>> START Material provided

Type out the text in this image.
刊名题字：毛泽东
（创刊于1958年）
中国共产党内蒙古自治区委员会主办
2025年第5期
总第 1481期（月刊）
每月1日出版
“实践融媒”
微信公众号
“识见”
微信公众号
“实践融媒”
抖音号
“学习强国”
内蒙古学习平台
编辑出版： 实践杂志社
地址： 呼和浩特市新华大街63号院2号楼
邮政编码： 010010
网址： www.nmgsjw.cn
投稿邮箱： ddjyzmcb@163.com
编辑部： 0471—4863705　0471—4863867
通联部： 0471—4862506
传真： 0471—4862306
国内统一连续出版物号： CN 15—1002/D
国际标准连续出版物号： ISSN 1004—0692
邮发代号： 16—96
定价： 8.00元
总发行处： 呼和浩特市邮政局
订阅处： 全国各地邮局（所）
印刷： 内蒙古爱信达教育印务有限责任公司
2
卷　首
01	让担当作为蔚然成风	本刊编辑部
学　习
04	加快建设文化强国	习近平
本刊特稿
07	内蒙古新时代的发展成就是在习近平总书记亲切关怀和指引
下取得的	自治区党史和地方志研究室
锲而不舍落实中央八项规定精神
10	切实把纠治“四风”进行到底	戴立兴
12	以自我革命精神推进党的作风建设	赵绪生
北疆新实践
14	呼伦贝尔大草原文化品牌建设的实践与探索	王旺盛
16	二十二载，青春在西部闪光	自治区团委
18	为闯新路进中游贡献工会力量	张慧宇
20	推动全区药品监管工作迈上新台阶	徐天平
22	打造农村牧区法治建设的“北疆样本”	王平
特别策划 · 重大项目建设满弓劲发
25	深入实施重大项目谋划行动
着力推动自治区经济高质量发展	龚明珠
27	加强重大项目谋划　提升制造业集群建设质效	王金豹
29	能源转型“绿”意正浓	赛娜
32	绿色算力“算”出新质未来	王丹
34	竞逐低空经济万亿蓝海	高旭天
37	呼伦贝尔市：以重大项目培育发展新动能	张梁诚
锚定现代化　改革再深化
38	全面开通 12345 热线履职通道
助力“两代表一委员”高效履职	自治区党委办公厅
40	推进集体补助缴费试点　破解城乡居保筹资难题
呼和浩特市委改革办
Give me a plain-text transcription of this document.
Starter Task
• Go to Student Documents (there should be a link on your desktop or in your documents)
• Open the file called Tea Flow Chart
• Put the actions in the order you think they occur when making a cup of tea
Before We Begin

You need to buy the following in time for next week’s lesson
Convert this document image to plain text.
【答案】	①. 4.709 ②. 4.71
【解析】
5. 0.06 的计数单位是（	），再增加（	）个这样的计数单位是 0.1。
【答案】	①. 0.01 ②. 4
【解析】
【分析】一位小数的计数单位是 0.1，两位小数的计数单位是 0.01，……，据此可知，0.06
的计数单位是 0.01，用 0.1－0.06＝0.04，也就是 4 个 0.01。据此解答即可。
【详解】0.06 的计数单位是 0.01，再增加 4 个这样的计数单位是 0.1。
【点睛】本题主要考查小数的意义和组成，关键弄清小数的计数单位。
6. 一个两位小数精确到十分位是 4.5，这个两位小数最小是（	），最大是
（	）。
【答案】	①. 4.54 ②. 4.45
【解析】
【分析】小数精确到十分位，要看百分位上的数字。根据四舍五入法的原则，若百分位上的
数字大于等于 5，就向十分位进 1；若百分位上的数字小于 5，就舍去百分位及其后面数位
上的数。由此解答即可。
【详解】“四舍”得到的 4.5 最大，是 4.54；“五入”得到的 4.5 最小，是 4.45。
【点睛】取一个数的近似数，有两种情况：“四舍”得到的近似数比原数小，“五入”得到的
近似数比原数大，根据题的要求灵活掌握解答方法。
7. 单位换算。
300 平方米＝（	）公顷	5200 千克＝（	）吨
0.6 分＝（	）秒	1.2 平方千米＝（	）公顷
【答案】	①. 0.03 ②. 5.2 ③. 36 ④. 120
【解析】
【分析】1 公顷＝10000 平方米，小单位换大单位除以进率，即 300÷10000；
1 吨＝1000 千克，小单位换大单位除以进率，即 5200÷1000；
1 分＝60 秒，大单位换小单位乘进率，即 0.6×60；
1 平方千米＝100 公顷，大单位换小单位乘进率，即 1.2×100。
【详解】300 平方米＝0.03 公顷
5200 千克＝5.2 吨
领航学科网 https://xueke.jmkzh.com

>> END Material provided

What the task requires:
Transcribe the whole listing exactly.

Response below:
Type out the text in this image.
刊名题字：毛泽东
（创刊于1958年）
中国共产党内蒙古自治区委员会主办
2025年第5期
总第 1481期（月刊）
每月1日出版
“实践融媒”
微信公众号
“识见”
微信公众号
“实践融媒”
抖音号
“学习强国”
内蒙古学习平台
编辑出版： 实践杂志社
地址： 呼和浩特市新华大街63号院2号楼
邮政编码： 010010
网址： www.nmgsjw.cn
投稿邮箱： ddjyzmcb@163.com
编辑部： 0471—4863705　0471—4863867
通联部： 0471—4862506
传真： 0471—4862306
国内统一连续出版物号： CN 15—1002/D
国际标准连续出版物号： ISSN 1004—0692
邮发代号： 16—96
定价： 8.00元
总发行处： 呼和浩特市邮政局
订阅处： 全国各地邮局（所）
印刷： 内蒙古爱信达教育印务有限责任公司
2
卷　首
01	让担当作为蔚然成风	本刊编辑部
学　习
04	加快建设文化强国	习近平
本刊特稿
07	内蒙古新时代的发展成就是在习近平总书记亲切关怀和指引
下取得的	自治区党史和地方志研究室
锲而不舍落实中央八项规定精神
10	切实把纠治“四风”进行到底	戴立兴
12	以自我革命精神推进党的作风建设	赵绪生
北疆新实践
14	呼伦贝尔大草原文化品牌建设的实践与探索	王旺盛
16	二十二载，青春在西部闪光	自治区团委
18	为闯新路进中游贡献工会力量	张慧宇
20	推动全区药品监管工作迈上新台阶	徐天平
22	打造农村牧区法治建设的“北疆样本”	王平
特别策划 · 重大项目建设满弓劲发
25	深入实施重大项目谋划行动
着力推动自治区经济高质量发展	龚明珠
27	加强重大项目谋划　提升制造业集群建设质效	王金豹
29	能源转型“绿”意正浓	赛娜
32	绿色算力“算”出新质未来	王丹
34	竞逐低空经济万亿蓝海	高旭天
37	呼伦贝尔市：以重大项目培育发展新动能	张梁诚
锚定现代化　改革再深化
38	全面开通 12345 热线履职通道
助力“两代表一委员”高效履职	自治区党委办公厅
40	推进集体补助缴费试点　破解城乡居保筹资难题
呼和浩特市委改革办
Give me a plain-text transcription of this document.
Starter Task
• Go to Student Documents (there should be a link on your desktop or in your documents)
• Open the file called Tea Flow Chart
• Put the actions in the order you think they occur when making a cup of tea
Before We Begin

You need to buy the following in time for next week’s lesson
Convert this document image to plain text.
【答案】	①. 4.709 ②. 4.71
【解析】
5. 0.06 的计数单位是（	），再增加（	）个这样的计数单位是 0.1。
【答案】	①. 0.01 ②. 4
【解析】
【分析】一位小数的计数单位是 0.1，两位小数的计数单位是 0.01，……，据此可知，0.06
的计数单位是 0.01，用 0.1－0.06＝0.04，也就是 4 个 0.01。据此解答即可。
【详解】0.06 的计数单位是 0.01，再增加 4 个这样的计数单位是 0.1。
【点睛】本题主要考查小数的意义和组成，关键弄清小数的计数单位。
6. 一个两位小数精确到十分位是 4.5，这个两位小数最小是（	），最大是
（	）。
【答案】	①. 4.54 ②. 4.45
【解析】
【分析】小数精确到十分位，要看百分位上的数字。根据四舍五入法的原则，若百分位上的
数字大于等于 5，就向十分位进 1；若百分位上的数字小于 5，就舍去百分位及其后面数位
上的数。由此解答即可。
【详解】“四舍”得到的 4.5 最大，是 4.54；“五入”得到的 4.5 最小，是 4.45。
【点睛】取一个数的近似数，有两种情况：“四舍”得到的近似数比原数小，“五入”得到的
近似数比原数大，根据题的要求灵活掌握解答方法。
7. 单位换算。
300 平方米＝（	）公顷	5200 千克＝（	）吨
0.6 分＝（	）秒	1.2 平方千米＝（	）公顷
【答案】	①. 0.03 ②. 5.2 ③. 36 ④. 120
【解析】
【分析】1 公顷＝10000 平方米，小单位换大单位除以进率，即 300÷10000；
1 吨＝1000 千克，小单位换大单位除以进率，即 5200÷1000；
1 分＝60 秒，大单位换小单位乘进率，即 0.6×60；
1 平方千米＝100 公顷，大单位换小单位乘进率，即 1.2×100。
【详解】300 平方米＝0.03 公顷
5200 千克＝5.2 吨
领航学科网 https://xueke.jmkzh.com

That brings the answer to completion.